Short problem 1
In the patent text, what range of argon gas flow rate does the method specify?

Text
The present invention provides a method for controlling the gate leakage in a semiconductor device. In one aspect, the method includes placing a semiconductor substrate in a plasma chamber and subjecting a gate dielectric layer located over the semiconductor substrate to a gas mixture including argon and nitrogen under plasma conditions, wherein a gas flow rate of the argon ranges from about 1700 sccm to about 2200 sccm and a flow rate of the nitrogen ranges from about 40 sccm to about 200 sccm.

Description

CROSS-REFERENCE TO PROVISIONAL APPLICATION

[0001] This application claims the benefit of U.S. Provisional Application No. 60/480,866 entitled “NITRIDATION PROCESS FOR INDEPENDENT CONTROL OF DEVICE GATE LEAKAGE CURRENT AND DRIVE CURRENT,” to Alshareef Husam, et al., filed on Jun. 24, 2003, which is commonly assigned with the present invention and incorporated herein by reference as if reproduced herein in its entirety.

TECHNICAL FIELD OF THE INVENTION

[0002] The present invention is directed, in general, to a method for manufacturing a semiconductor device, and, more specifically, to a method for controlling device gate leakage without sacrificing device performance.

BACKGROUND OF THE INVENTION

[0003] High performance integrated circuits have gained wide acceptance and utility in present day telecommunications devices that utilize high data applications. In addition, however, there is a great demand for shrinking these semiconductor devices to provide an increased device density on the semiconductor chip and provide chips that are faster, but at the same time, consume less power to conserve and extend battery life. In fact, to provide the required device performance, the scaling of the gate dielectric thickness in these devices has now reached below 2.0 nm.

Material for this task

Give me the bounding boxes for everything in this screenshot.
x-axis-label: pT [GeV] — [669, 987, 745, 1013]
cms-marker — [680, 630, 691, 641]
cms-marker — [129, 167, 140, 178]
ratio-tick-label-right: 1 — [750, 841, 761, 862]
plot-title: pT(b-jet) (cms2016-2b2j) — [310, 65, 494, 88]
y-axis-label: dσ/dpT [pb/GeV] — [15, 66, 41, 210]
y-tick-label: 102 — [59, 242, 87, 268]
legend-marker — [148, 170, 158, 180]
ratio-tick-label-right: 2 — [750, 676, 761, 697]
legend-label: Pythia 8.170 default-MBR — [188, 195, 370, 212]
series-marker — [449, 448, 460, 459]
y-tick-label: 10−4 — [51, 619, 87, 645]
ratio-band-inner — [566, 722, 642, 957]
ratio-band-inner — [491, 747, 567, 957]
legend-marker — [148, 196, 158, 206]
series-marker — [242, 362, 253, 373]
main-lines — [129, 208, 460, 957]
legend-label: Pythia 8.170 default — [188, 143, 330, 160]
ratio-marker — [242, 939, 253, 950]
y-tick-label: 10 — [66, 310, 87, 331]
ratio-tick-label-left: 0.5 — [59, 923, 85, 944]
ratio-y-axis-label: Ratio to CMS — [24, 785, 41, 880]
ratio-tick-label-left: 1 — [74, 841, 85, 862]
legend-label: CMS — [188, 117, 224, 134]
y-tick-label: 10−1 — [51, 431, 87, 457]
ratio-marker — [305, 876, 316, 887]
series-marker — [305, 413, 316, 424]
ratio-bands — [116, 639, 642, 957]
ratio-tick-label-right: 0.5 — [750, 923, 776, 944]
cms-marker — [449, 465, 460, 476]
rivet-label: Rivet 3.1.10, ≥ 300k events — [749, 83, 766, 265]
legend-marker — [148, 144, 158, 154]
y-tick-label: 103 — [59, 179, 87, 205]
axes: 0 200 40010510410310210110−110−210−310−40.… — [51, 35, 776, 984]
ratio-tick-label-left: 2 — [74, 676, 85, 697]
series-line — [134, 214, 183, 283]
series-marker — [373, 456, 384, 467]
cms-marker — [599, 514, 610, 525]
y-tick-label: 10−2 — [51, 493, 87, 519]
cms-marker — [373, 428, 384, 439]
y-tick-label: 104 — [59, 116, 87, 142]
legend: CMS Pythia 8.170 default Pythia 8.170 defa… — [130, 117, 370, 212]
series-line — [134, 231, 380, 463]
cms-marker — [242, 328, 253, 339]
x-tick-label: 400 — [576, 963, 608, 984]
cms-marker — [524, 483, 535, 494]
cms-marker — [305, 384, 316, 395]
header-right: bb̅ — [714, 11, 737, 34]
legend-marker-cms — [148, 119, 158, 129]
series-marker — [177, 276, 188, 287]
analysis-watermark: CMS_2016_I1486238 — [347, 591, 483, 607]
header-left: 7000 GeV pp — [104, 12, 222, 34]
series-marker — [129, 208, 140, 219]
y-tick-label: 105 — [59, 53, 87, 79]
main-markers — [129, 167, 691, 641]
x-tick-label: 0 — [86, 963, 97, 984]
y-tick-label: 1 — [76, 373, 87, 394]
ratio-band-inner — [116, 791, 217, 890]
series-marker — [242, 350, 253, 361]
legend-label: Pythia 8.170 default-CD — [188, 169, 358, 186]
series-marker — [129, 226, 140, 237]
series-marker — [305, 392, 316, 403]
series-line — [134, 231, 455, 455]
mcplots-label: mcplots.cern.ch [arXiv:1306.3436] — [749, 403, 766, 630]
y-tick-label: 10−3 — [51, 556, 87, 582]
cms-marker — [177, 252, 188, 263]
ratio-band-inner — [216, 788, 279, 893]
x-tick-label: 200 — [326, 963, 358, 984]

Short problem 2
Lay out the rows as a Markdown table with the columns "Num" and "Line", starting with the first row and going on through the row that contains "legend-label: Pythia 8.170 default —". Leave out any blank lines.

Response 1
From about 1700 sccm to about 2200 sccm.

Response 2
| Num | Line |
|---|---|
| 1 | Give me the bounding boxes for everything in this screenshot. |
| 2 | x-axis-label: pT [GeV] — [669, 987, 745, 1013] |
| 3 | cms-marker — [680, 630, 691, 641] |
| 4 | cms-marker — [129, 167, 140, 178] |
| 5 | ratio-tick-label-right: 1 — [750, 841, 761, 862] |
| 6 | plot-title: pT(b-jet) (cms2016-2b2j) — [310, 65, 494, 88] |
| 7 | y-axis-label: dσ/dpT [pb/GeV] — [15, 66, 41, 210] |
| 8 | y-tick-label: 102 — [59, 242, 87, 268] |
| 9 | legend-marker — [148, 170, 158, 180] |
| 10 | ratio-tick-label-right: 2 — [750, 676, 761, 697] |
| 11 | legend-label: Pythia 8.170 default-MBR — [188, 195, 370, 212] |
| 12 | series-marker — [449, 448, 460, 459] |
| 13 | y-tick-label: 10−4 — [51, 619, 87, 645] |
| 14 | ratio-band-inner — [566, 722, 642, 957] |
| 15 | ratio-band-inner — [491, 747, 567, 957] |
| 16 | legend-marker — [148, 196, 158, 206] |
| 17 | series-marker — [242, 362, 253, 373] |
| 18 | main-lines — [129, 208, 460, 957] |
| 19 | legend-label: Pythia 8.170 default — [188, 143, 330, 160] |